Print out every entry, keeping each line identical to the original.

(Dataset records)

□ □ □ □ □

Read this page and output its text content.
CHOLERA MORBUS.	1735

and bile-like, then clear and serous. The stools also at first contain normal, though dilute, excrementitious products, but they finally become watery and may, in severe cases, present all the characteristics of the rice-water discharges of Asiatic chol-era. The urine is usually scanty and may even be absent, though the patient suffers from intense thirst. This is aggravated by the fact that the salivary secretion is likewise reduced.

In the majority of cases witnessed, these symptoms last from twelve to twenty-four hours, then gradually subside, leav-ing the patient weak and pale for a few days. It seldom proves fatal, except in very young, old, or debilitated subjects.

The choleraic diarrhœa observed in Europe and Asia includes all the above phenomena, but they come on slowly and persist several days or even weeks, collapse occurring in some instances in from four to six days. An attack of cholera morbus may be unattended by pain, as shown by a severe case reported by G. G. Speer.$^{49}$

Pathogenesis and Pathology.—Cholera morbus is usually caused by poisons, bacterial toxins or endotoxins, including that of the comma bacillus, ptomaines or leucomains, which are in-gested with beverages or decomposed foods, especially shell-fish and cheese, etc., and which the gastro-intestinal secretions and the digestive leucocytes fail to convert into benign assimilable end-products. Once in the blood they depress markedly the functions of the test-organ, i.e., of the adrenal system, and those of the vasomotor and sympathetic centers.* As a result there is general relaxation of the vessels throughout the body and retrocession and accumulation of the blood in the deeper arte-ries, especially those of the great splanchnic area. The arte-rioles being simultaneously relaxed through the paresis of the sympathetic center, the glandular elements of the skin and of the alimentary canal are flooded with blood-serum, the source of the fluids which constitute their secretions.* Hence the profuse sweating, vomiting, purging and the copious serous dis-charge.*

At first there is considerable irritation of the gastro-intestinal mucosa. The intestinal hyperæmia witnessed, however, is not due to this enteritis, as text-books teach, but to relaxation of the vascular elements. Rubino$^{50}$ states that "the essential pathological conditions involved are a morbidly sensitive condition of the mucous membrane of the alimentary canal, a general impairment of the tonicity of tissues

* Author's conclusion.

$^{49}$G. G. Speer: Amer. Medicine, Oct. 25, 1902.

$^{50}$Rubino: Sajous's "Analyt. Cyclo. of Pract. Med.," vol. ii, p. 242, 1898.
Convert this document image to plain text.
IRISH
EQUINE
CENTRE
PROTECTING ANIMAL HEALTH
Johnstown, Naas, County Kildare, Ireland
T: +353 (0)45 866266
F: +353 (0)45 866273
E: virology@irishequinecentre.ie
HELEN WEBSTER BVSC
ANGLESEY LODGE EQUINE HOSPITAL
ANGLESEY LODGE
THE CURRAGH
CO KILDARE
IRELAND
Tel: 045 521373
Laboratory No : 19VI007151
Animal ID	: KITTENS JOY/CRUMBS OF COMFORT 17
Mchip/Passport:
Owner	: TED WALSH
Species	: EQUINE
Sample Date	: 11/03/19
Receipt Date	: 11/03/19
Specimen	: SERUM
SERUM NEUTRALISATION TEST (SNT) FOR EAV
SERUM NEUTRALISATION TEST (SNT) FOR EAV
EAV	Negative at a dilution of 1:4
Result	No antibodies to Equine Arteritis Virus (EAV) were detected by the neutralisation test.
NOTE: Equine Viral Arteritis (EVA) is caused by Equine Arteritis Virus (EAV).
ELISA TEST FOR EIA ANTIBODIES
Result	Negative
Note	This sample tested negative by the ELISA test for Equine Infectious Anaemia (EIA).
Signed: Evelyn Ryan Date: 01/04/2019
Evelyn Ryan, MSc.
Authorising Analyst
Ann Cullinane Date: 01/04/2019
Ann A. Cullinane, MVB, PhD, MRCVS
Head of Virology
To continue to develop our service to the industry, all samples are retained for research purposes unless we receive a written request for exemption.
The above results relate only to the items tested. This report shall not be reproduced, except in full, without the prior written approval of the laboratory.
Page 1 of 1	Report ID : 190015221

□ □ □ □ □

* **TASK SOLUTION**:
Read this page and output its text content.
CHOLERA MORBUS.	1735

and bile-like, then clear and serous. The stools also at first contain normal, though dilute, excrementitious products, but they finally become watery and may, in severe cases, present all the characteristics of the rice-water discharges of Asiatic chol-era. The urine is usually scanty and may even be absent, though the patient suffers from intense thirst. This is aggravated by the fact that the salivary secretion is likewise reduced.

In the majority of cases witnessed, these symptoms last from twelve to twenty-four hours, then gradually subside, leav-ing the patient weak and pale for a few days. It seldom proves fatal, except in very young, old, or debilitated subjects.

The choleraic diarrhœa observed in Europe and Asia includes all the above phenomena, but they come on slowly and persist several days or even weeks, collapse occurring in some instances in from four to six days. An attack of cholera morbus may be unattended by pain, as shown by a severe case reported by G. G. Speer.$^{49}$

Pathogenesis and Pathology.—Cholera morbus is usually caused by poisons, bacterial toxins or endotoxins, including that of the comma bacillus, ptomaines or leucomains, which are in-gested with beverages or decomposed foods, especially shell-fish and cheese, etc., and which the gastro-intestinal secretions and the digestive leucocytes fail to convert into benign assimilable end-products. Once in the blood they depress markedly the functions of the test-organ, i.e., of the adrenal system, and those of the vasomotor and sympathetic centers.* As a result there is general relaxation of the vessels throughout the body and retrocession and accumulation of the blood in the deeper arte-ries, especially those of the great splanchnic area. The arte-rioles being simultaneously relaxed through the paresis of the sympathetic center, the glandular elements of the skin and of the alimentary canal are flooded with blood-serum, the source of the fluids which constitute their secretions.* Hence the profuse sweating, vomiting, purging and the copious serous dis-charge.*

At first there is considerable irritation of the gastro-intestinal mucosa. The intestinal hyperæmia witnessed, however, is not due to this enteritis, as text-books teach, but to relaxation of the vascular elements. Rubino$^{50}$ states that "the essential pathological conditions involved are a morbidly sensitive condition of the mucous membrane of the alimentary canal, a general impairment of the tonicity of tissues

* Author's conclusion.

$^{49}$G. G. Speer: Amer. Medicine, Oct. 25, 1902.

$^{50}$Rubino: Sajous's "Analyt. Cyclo. of Pract. Med.," vol. ii, p. 242, 1898.
Convert this document image to plain text.
IRISH
EQUINE
CENTRE
PROTECTING ANIMAL HEALTH
Johnstown, Naas, County Kildare, Ireland
T: +353 (0)45 866266
F: +353 (0)45 866273
E: virology@irishequinecentre.ie
HELEN WEBSTER BVSC
ANGLESEY LODGE EQUINE HOSPITAL
ANGLESEY LODGE
THE CURRAGH
CO KILDARE
IRELAND
Tel: 045 521373
Laboratory No : 19VI007151
Animal ID	: KITTENS JOY/CRUMBS OF COMFORT 17
Mchip/Passport:
Owner	: TED WALSH
Species	: EQUINE
Sample Date	: 11/03/19
Receipt Date	: 11/03/19
Specimen	: SERUM
SERUM NEUTRALISATION TEST (SNT) FOR EAV
SERUM NEUTRALISATION TEST (SNT) FOR EAV
EAV	Negative at a dilution of 1:4
Result	No antibodies to Equine Arteritis Virus (EAV) were detected by the neutralisation test.
NOTE: Equine Viral Arteritis (EVA) is caused by Equine Arteritis Virus (EAV).
ELISA TEST FOR EIA ANTIBODIES
Result	Negative
Note	This sample tested negative by the ELISA test for Equine Infectious Anaemia (EIA).
Signed: Evelyn Ryan Date: 01/04/2019
Evelyn Ryan, MSc.
Authorising Analyst
Ann Cullinane Date: 01/04/2019
Ann A. Cullinane, MVB, PhD, MRCVS
Head of Virology
To continue to develop our service to the industry, all samples are retained for research purposes unless we receive a written request for exemption.
The above results relate only to the items tested. This report shall not be reproduced, except in full, without the prior written approval of the laboratory.
Page 1 of 1	Report ID : 190015221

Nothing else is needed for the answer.